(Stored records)

┄┄┄┄┄┄┄┄┄┄┄┄┄┄┄┄┄┄┄┄

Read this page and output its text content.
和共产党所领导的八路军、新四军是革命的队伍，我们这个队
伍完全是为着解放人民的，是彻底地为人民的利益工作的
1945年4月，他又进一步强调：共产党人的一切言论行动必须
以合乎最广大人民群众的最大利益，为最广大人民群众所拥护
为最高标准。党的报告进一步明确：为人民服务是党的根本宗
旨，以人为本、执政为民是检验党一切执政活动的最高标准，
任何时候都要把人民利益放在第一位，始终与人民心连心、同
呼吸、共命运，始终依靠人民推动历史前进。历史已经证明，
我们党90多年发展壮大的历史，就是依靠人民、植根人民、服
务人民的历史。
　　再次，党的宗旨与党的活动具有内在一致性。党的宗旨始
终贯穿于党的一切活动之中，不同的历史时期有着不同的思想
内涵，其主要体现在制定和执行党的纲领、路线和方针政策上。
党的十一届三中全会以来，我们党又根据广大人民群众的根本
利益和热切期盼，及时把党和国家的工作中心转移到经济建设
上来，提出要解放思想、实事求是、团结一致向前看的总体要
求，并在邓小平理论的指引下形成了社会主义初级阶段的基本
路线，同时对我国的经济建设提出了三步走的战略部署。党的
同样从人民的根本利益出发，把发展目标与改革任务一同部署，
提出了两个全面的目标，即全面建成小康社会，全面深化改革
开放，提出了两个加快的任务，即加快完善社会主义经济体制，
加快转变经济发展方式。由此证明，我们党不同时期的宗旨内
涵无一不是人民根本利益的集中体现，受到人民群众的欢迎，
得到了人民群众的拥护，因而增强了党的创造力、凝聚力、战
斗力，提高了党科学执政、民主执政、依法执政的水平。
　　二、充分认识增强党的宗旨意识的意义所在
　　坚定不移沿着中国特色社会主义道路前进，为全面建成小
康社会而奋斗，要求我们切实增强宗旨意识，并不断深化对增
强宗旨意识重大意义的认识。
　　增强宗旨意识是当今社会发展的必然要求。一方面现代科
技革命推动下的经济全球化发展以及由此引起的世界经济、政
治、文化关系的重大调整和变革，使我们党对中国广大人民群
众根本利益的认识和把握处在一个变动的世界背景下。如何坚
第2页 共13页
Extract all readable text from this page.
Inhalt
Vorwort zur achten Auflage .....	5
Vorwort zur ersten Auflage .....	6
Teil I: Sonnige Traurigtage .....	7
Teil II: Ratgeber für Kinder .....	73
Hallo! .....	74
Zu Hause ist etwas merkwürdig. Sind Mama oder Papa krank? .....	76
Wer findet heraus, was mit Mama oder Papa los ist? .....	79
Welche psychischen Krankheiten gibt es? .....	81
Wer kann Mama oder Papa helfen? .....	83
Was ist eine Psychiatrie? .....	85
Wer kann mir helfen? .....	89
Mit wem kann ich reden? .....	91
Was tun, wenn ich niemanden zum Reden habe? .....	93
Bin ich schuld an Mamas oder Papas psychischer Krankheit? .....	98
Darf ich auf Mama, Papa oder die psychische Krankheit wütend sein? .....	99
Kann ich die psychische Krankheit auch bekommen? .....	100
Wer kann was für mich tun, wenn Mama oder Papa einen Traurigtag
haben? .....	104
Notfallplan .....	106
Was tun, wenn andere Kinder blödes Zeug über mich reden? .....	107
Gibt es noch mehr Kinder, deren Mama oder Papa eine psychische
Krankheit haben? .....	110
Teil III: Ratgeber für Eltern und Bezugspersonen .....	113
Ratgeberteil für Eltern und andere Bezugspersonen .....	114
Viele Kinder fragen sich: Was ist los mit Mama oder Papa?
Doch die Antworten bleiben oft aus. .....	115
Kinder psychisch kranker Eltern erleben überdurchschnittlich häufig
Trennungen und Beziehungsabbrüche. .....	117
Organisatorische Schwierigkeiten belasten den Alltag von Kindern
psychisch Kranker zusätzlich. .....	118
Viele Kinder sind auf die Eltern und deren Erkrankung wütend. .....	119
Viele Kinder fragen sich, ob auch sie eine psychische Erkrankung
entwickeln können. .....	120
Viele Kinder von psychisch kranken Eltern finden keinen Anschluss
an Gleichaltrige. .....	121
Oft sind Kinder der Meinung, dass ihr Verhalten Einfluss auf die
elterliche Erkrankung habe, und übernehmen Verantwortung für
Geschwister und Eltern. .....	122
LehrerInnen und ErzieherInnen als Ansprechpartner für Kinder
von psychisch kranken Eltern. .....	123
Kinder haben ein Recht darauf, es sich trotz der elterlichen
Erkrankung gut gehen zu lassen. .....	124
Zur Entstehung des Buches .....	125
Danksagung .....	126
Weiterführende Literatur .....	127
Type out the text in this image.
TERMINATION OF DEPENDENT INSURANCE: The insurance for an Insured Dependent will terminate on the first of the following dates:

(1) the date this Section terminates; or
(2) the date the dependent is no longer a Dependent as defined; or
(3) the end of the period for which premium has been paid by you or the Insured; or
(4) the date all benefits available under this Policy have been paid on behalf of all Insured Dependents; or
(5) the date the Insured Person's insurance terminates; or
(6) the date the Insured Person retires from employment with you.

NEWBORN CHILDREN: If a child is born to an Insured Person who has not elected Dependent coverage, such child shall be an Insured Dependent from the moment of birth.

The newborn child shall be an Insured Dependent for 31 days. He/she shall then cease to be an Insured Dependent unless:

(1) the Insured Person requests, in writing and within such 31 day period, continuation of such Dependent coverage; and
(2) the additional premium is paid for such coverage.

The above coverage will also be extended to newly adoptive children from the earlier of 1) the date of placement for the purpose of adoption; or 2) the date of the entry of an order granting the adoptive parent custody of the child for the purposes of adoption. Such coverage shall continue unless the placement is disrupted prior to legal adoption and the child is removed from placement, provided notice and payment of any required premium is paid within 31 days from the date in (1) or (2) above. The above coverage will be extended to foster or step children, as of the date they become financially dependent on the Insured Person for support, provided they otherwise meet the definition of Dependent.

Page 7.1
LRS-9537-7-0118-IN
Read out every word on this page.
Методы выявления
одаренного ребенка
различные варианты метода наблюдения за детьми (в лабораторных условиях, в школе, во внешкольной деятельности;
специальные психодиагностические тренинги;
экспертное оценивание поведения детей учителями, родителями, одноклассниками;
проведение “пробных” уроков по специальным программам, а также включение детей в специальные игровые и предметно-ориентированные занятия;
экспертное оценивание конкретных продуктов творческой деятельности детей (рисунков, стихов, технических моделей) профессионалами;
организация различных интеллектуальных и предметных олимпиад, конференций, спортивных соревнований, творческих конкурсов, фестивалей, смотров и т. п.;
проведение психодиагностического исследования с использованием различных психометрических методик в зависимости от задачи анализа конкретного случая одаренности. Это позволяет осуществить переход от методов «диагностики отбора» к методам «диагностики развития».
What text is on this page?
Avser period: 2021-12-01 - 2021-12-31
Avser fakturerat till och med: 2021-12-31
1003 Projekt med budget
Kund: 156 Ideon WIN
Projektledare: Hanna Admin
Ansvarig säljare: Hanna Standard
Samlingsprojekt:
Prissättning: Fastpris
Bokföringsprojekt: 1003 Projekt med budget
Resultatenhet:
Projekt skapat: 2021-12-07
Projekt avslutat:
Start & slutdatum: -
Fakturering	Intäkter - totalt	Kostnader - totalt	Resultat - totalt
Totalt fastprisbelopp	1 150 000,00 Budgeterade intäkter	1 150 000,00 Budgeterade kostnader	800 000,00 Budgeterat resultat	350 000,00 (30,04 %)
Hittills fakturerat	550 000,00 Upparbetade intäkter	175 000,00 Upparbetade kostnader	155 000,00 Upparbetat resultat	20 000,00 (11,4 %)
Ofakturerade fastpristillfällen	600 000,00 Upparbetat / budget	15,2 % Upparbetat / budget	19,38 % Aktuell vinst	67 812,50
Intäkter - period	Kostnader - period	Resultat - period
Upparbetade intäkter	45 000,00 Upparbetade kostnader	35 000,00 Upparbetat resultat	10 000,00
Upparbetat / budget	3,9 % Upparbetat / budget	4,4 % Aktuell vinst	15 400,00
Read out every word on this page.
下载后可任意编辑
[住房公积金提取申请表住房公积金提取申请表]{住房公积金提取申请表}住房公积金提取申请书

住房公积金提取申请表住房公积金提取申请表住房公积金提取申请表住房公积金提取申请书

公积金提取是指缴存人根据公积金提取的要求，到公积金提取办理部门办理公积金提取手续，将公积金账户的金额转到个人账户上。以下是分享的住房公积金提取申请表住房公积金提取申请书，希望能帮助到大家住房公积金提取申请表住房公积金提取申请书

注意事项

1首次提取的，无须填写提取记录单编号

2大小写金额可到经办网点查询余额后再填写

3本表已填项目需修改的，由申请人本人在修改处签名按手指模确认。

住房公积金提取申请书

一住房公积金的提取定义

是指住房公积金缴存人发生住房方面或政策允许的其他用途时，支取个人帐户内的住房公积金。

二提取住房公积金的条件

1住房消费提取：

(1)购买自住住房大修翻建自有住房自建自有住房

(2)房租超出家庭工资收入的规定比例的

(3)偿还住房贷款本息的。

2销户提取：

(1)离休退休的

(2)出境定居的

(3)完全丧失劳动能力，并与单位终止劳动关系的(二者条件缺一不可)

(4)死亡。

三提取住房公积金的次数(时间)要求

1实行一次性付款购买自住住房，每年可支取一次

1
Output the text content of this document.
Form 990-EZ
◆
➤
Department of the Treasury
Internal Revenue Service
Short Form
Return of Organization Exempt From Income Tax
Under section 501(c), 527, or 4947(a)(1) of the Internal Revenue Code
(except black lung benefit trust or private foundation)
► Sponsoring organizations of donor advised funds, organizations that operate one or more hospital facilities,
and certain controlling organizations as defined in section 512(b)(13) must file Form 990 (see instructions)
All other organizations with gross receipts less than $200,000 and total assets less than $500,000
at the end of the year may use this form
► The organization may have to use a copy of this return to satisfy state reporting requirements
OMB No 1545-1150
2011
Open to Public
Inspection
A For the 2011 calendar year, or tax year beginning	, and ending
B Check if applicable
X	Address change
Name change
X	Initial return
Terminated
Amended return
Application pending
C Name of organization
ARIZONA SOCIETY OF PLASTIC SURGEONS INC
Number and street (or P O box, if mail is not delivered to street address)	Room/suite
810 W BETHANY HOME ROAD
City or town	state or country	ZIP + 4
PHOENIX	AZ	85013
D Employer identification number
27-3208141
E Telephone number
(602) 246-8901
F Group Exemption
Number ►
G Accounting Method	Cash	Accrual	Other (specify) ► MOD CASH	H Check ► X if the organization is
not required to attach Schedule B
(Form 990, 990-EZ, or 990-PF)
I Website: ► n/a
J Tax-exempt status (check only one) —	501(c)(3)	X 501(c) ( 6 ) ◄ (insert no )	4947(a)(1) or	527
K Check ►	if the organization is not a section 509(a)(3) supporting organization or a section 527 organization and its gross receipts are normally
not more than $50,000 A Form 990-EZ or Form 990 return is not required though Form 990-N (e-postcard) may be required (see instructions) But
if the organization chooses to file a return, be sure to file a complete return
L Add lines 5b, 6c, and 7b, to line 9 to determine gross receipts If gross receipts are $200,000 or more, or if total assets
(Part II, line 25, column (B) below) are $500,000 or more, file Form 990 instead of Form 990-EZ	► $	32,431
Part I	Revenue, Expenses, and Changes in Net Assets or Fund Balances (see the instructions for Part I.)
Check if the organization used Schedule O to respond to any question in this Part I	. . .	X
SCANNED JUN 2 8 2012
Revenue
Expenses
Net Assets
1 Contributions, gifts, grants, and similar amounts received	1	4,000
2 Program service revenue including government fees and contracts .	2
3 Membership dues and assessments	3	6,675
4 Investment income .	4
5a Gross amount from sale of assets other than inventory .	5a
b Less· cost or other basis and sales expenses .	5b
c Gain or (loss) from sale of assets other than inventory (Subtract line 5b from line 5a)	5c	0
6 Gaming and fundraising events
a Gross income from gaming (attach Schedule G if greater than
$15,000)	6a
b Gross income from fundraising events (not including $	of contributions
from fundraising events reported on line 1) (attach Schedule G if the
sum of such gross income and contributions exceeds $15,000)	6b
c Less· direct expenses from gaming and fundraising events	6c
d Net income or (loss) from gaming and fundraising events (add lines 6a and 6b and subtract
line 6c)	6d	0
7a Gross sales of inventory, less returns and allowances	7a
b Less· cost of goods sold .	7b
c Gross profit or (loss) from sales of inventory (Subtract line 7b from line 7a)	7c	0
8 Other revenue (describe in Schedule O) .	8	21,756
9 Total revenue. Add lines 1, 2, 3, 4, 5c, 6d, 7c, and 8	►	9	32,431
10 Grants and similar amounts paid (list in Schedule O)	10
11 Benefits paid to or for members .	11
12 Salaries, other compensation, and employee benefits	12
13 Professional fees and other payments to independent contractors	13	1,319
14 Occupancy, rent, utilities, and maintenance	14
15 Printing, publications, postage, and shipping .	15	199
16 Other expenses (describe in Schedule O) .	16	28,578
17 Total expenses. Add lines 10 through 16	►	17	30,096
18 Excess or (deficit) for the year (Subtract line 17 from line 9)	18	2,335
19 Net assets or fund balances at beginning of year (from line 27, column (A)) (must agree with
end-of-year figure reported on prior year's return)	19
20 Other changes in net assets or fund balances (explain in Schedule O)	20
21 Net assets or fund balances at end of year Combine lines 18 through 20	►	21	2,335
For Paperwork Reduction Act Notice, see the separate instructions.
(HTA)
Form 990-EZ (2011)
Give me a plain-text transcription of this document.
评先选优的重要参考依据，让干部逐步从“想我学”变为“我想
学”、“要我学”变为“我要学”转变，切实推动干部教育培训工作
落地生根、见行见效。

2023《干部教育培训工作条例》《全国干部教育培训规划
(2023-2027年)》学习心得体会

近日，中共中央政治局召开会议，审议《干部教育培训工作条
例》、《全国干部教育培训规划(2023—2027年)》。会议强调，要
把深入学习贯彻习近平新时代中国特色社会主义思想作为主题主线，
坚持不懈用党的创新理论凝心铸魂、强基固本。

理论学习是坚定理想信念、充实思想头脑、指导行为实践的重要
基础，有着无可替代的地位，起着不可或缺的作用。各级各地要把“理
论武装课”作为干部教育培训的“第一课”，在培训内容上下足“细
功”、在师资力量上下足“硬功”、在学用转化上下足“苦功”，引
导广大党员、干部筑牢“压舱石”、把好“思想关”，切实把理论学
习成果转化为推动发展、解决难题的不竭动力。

┄┄┄┄┄┄┄┄┄┄┄┄┄┄┄┄┄┄┄┄

• [Given instruction] All lines from the one containing "Give me a plain-text" through the final line of the listing above are to be reproduced exactly; include both and add nothing.

• [Task output]
Give me a plain-text transcription of this document.
评先选优的重要参考依据，让干部逐步从“想我学”变为“我想
学”、“要我学”变为“我要学”转变，切实推动干部教育培训工作
落地生根、见行见效。

2023《干部教育培训工作条例》《全国干部教育培训规划
(2023-2027年)》学习心得体会

近日，中共中央政治局召开会议，审议《干部教育培训工作条
例》、《全国干部教育培训规划(2023—2027年)》。会议强调，要
把深入学习贯彻习近平新时代中国特色社会主义思想作为主题主线，
坚持不懈用党的创新理论凝心铸魂、强基固本。

理论学习是坚定理想信念、充实思想头脑、指导行为实践的重要
基础，有着无可替代的地位，起着不可或缺的作用。各级各地要把“理
论武装课”作为干部教育培训的“第一课”，在培训内容上下足“细
功”、在师资力量上下足“硬功”、在学用转化上下足“苦功”，引
导广大党员、干部筑牢“压舱石”、把好“思想关”，切实把理论学
习成果转化为推动发展、解决难题的不竭动力。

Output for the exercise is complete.